Extracts from a graphics dataset:
━━━━

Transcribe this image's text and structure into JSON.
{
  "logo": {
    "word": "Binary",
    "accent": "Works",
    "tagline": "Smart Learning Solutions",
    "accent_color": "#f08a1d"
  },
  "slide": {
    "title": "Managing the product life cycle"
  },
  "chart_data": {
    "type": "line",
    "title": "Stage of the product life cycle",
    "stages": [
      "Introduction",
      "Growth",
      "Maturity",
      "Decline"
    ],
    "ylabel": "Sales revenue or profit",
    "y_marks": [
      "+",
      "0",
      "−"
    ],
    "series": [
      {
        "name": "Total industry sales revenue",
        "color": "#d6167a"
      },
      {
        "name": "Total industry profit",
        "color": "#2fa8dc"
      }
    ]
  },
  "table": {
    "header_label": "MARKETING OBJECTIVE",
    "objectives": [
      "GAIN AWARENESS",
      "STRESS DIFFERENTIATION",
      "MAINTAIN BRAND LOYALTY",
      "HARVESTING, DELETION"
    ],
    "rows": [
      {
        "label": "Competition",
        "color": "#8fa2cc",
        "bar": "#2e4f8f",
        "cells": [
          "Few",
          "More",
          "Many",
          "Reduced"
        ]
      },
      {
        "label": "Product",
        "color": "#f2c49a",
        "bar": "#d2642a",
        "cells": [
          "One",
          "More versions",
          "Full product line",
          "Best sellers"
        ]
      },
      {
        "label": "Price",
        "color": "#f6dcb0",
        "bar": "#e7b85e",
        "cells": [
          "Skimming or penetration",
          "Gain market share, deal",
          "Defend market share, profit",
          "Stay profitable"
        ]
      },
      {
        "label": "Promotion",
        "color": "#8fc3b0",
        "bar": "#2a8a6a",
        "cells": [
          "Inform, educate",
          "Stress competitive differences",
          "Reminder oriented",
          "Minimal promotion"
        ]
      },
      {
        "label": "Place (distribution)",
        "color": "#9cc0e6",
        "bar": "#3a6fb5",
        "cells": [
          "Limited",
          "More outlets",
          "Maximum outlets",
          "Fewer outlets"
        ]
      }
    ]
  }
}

━━━━

- Problem statement -
Find the word "cycle" in the data and copy out each line where it turns up.

- Exercise response -
    "title": "Managing the product life cycle"
    "title": "Stage of the product life cycle",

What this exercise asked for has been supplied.